▶ [PROBLEM TO SOLVE]: Omit the pictures, then reproduce every remaining record exactly.

Data entries:
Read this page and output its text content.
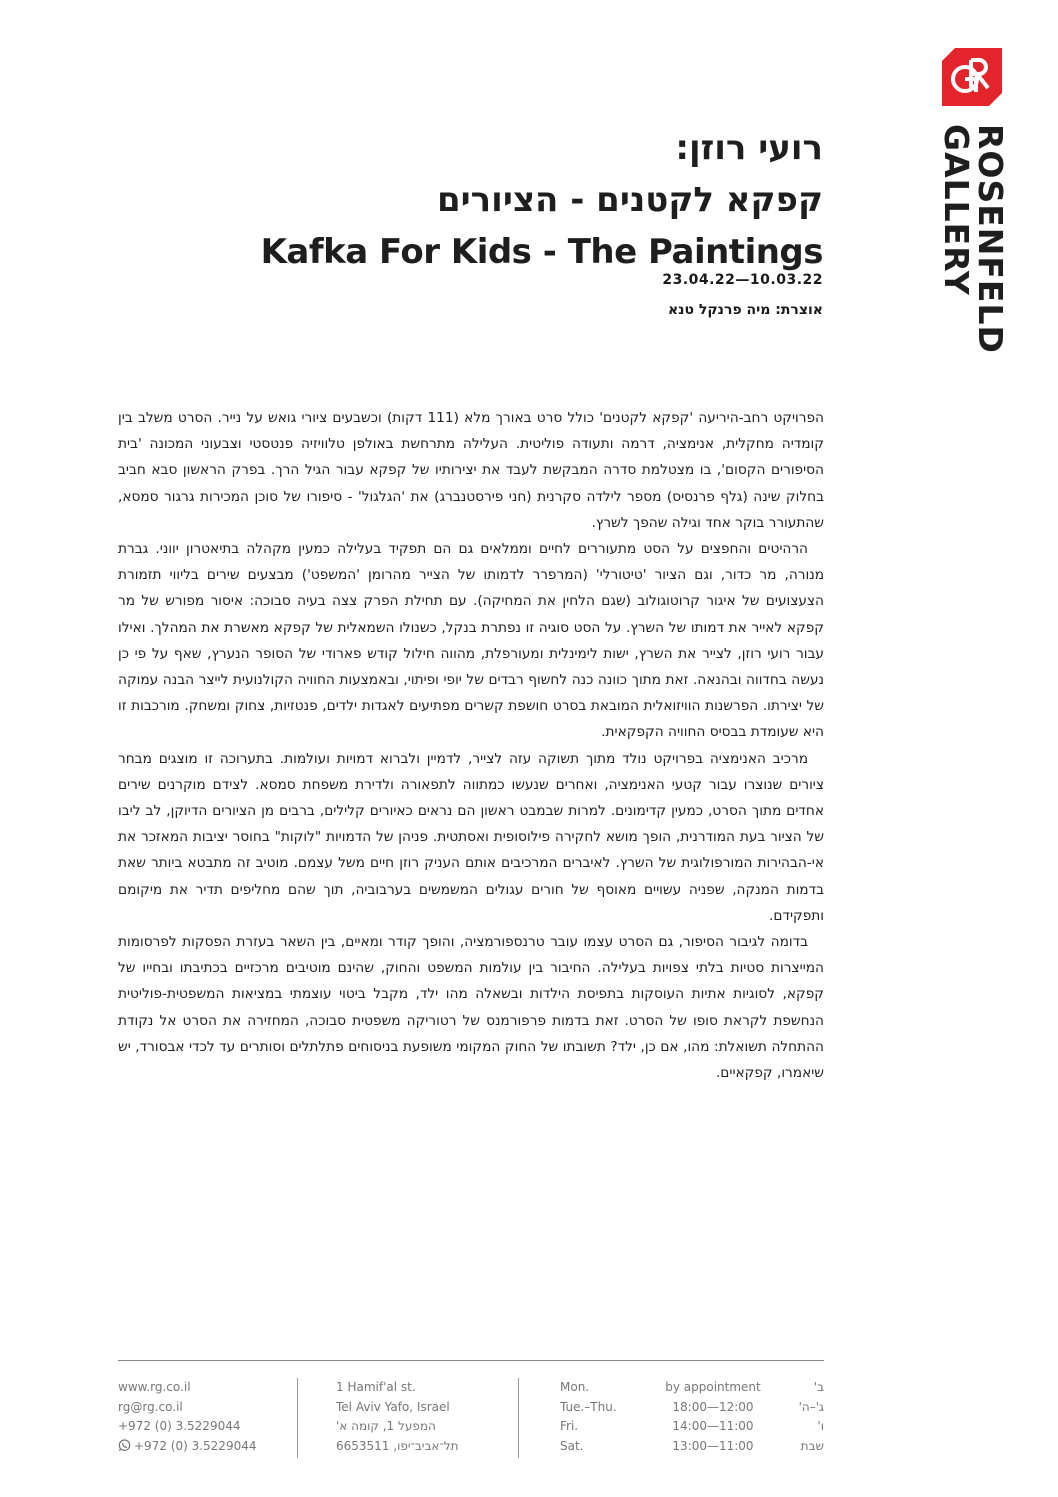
ROSENFELD
GALLERY
רועי רוזן:
קפקא לקטנים - הציורים
Kafka For Kids - The Paintings
23.04.22—10.03.22
אוצרת: מיה פרנקל טנא

הפרויקט רחב-היריעה 'קפקא לקטנים' כולל סרט באורך מלא (111 דקות) וכשבעים ציורי גואש על נייר. הסרט משלב בין קומדיה מחקלית, אנימציה, דרמה ותעודה פוליטית. העלילה מתרחשת באולפן טלוויזיה פנטסטי וצבעוני המכונה 'בית הסיפורים הקסום', בו מצטלמת סדרה המבקשת לעבד את יצירותיו של קפקא עבור הגיל הרך. בפרק הראשון סבא חביב בחלוק שינה (גלף פרנסיס) מספר לילדה סקרנית (חני פירסטנברג) את 'הגלגול' - סיפורו של סוכן המכירות גרגור סמסא, שהתעורר בוקר אחד וגילה שהפך לשרץ.

הרהיטים והחפצים על הסט מתעוררים לחיים וממלאים גם הם תפקיד בעלילה כמעין מקהלה בתיאטרון יווני. גברת מנורה, מר כדור, וגם הציור 'טיטורלי' (המרפרר לדמותו של הצייר מהרומן 'המשפט') מבצעים שירים בליווי תזמורת הצעצועים של איגור קרוטוגולוב (שגם הלחין את המחיקה). עם תחילת הפרק צצה בעיה סבוכה: איסור מפורש של מר קפקא לאייר את דמותו של השרץ. על הסט סוגיה זו נפתרת בנקל, כשנולו השמאלית של קפקא מאשרת את המהלך. ואילו עבור רועי רוזן, לצייר את השרץ, ישות לימינלית ומעורפלת, מהווה חילול קודש פארודי של הסופר הנערץ, שאף על פי כן נעשה בחדווה ובהנאה. זאת מתוך כוונה כנה לחשוף רבדים של יופי ופיתוי, ובאמצעות החוויה הקולנועית לייצר הבנה עמוקה של יצירתו. הפרשנות הוויזואלית המובאת בסרט חושפת קשרים מפתיעים לאגדות ילדים, פנטזיות, צחוק ומשחק. מורכבות זו היא שעומדת בבסיס החוויה הקפקאית.

מרכיב האנימציה בפרויקט נולד מתוך תשוקה עזה לצייר, לדמיין ולברוא דמויות ועולמות. בתערוכה זו מוצגים מבחר ציורים שנוצרו עבור קטעי האנימציה, ואחרים שנעשו כמתווה לתפאורה ולדירת משפחת סמסא. לצידם מוקרנים שירים אחדים מתוך הסרט, כמעין קדימונים. למרות שבמבט ראשון הם נראים כאיורים קלילים, ברבים מן הציורים הדיוקן, לב ליבו של הציור בעת המודרנית, הופך מושא לחקירה פילוסופית ואסתטית. פניהן של הדמויות "לוקות" בחוסר יציבות המאזכר את אי-הבהירות המורפולוגית של השרץ. לאיברים המרכיבים אותם העניק רוזן חיים משל עצמם. מוטיב זה מתבטא ביותר שאת בדמות המנקה, שפניה עשויים מאוסף של חורים עגולים המשמשים בערבוביה, תוך שהם מחליפים תדיר את מיקומם ותפקידם.

בדומה לגיבור הסיפור, גם הסרט עצמו עובר טרנספורמציה, והופך קודר ומאיים, בין השאר בעזרת הפסקות לפרסומות המייצרות סטיות בלתי צפויות בעלילה. החיבור בין עולמות המשפט והחוק, שהינם מוטיבים מרכזיים בכתיבתו ובחייו של קפקא, לסוגיות אתיות העוסקות בתפיסת הילדות ובשאלה מהו ילד, מקבל ביטוי עוצמתי במציאות המשפטית-פוליטית הנחשפת לקראת סופו של הסרט. זאת בדמות פרפורמנס של רטוריקה משפטית סבוכה, המחזירה את הסרט אל נקודת ההתחלה תשואלת: מהו, אם כן, ילד? תשובתו של החוק המקומי משופעת בניסוחים פתלתלים וסותרים עד לכדי אבסורד, יש שיאמרו, קפקאיים.

www.rg.co.il
rg@rg.co.il
+972 (0) 3.5229044
+972 (0) 3.5229044
1 Hamif'al st.
Tel Aviv Yafo, Israel
המפעל 1, קומה א'
תל־אביב־יפו, 6653511
Mon.	by appointment	ב'
Tue.–Thu.	18:00—12:00	ג'–ה'
Fri.	14:00—11:00	ו'
Sat.	13:00—11:00	שבת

▶ [EXERCISE OUTPUT]:
Read this page and output its text content.
ROSENFELD
GALLERY
רועי רוזן:
קפקא לקטנים - הציורים
Kafka For Kids - The Paintings
23.04.22—10.03.22
אוצרת: מיה פרנקל טנא

הפרויקט רחב-היריעה 'קפקא לקטנים' כולל סרט באורך מלא (111 דקות) וכשבעים ציורי גואש על נייר. הסרט משלב בין קומדיה מחקלית, אנימציה, דרמה ותעודה פוליטית. העלילה מתרחשת באולפן טלוויזיה פנטסטי וצבעוני המכונה 'בית הסיפורים הקסום', בו מצטלמת סדרה המבקשת לעבד את יצירותיו של קפקא עבור הגיל הרך. בפרק הראשון סבא חביב בחלוק שינה (גלף פרנסיס) מספר לילדה סקרנית (חני פירסטנברג) את 'הגלגול' - סיפורו של סוכן המכירות גרגור סמסא, שהתעורר בוקר אחד וגילה שהפך לשרץ.

הרהיטים והחפצים על הסט מתעוררים לחיים וממלאים גם הם תפקיד בעלילה כמעין מקהלה בתיאטרון יווני. גברת מנורה, מר כדור, וגם הציור 'טיטורלי' (המרפרר לדמותו של הצייר מהרומן 'המשפט') מבצעים שירים בליווי תזמורת הצעצועים של איגור קרוטוגולוב (שגם הלחין את המחיקה). עם תחילת הפרק צצה בעיה סבוכה: איסור מפורש של מר קפקא לאייר את דמותו של השרץ. על הסט סוגיה זו נפתרת בנקל, כשנולו השמאלית של קפקא מאשרת את המהלך. ואילו עבור רועי רוזן, לצייר את השרץ, ישות לימינלית ומעורפלת, מהווה חילול קודש פארודי של הסופר הנערץ, שאף על פי כן נעשה בחדווה ובהנאה. זאת מתוך כוונה כנה לחשוף רבדים של יופי ופיתוי, ובאמצעות החוויה הקולנועית לייצר הבנה עמוקה של יצירתו. הפרשנות הוויזואלית המובאת בסרט חושפת קשרים מפתיעים לאגדות ילדים, פנטזיות, צחוק ומשחק. מורכבות זו היא שעומדת בבסיס החוויה הקפקאית.

מרכיב האנימציה בפרויקט נולד מתוך תשוקה עזה לצייר, לדמיין ולברוא דמויות ועולמות. בתערוכה זו מוצגים מבחר ציורים שנוצרו עבור קטעי האנימציה, ואחרים שנעשו כמתווה לתפאורה ולדירת משפחת סמסא. לצידם מוקרנים שירים אחדים מתוך הסרט, כמעין קדימונים. למרות שבמבט ראשון הם נראים כאיורים קלילים, ברבים מן הציורים הדיוקן, לב ליבו של הציור בעת המודרנית, הופך מושא לחקירה פילוסופית ואסתטית. פניהן של הדמויות "לוקות" בחוסר יציבות המאזכר את אי-הבהירות המורפולוגית של השרץ. לאיברים המרכיבים אותם העניק רוזן חיים משל עצמם. מוטיב זה מתבטא ביותר שאת בדמות המנקה, שפניה עשויים מאוסף של חורים עגולים המשמשים בערבוביה, תוך שהם מחליפים תדיר את מיקומם ותפקידם.

בדומה לגיבור הסיפור, גם הסרט עצמו עובר טרנספורמציה, והופך קודר ומאיים, בין השאר בעזרת הפסקות לפרסומות המייצרות סטיות בלתי צפויות בעלילה. החיבור בין עולמות המשפט והחוק, שהינם מוטיבים מרכזיים בכתיבתו ובחייו של קפקא, לסוגיות אתיות העוסקות בתפיסת הילדות ובשאלה מהו ילד, מקבל ביטוי עוצמתי במציאות המשפטית-פוליטית הנחשפת לקראת סופו של הסרט. זאת בדמות פרפורמנס של רטוריקה משפטית סבוכה, המחזירה את הסרט אל נקודת ההתחלה תשואלת: מהו, אם כן, ילד? תשובתו של החוק המקומי משופעת בניסוחים פתלתלים וסותרים עד לכדי אבסורד, יש שיאמרו, קפקאיים.

www.rg.co.il
rg@rg.co.il
+972 (0) 3.5229044
+972 (0) 3.5229044
1 Hamif'al st.
Tel Aviv Yafo, Israel
המפעל 1, קומה א'
תל־אביב־יפו, 6653511
Mon.	by appointment	ב'
Tue.–Thu.	18:00—12:00	ג'–ה'
Fri.	14:00—11:00	ו'
Sat.	13:00—11:00	שבת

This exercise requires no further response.